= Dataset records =
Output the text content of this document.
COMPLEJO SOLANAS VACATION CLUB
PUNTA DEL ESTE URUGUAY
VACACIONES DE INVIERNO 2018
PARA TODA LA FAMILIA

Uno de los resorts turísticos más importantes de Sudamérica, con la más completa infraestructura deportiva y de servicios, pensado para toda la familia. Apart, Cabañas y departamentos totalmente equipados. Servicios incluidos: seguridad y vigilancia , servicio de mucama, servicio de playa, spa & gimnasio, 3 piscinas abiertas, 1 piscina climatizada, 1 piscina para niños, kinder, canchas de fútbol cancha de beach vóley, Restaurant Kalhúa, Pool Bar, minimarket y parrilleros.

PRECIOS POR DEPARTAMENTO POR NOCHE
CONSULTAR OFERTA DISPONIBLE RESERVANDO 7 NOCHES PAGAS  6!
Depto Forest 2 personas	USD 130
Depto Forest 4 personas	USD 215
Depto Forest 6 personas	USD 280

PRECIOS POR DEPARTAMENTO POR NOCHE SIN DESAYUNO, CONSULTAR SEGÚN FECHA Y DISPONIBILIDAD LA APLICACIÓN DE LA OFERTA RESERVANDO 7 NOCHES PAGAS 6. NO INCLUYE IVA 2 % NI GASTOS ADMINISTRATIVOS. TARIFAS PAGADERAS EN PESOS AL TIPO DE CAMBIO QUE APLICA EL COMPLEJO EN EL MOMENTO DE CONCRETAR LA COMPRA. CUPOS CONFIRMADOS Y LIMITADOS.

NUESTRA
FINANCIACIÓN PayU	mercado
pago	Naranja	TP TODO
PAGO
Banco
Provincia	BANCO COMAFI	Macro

= Given task =
Copy out each line of the listing that holds "Forest".

= Exercise result =
Depto Forest 2 personas	USD 130
Depto Forest 4 personas	USD 215
Depto Forest 6 personas	USD 280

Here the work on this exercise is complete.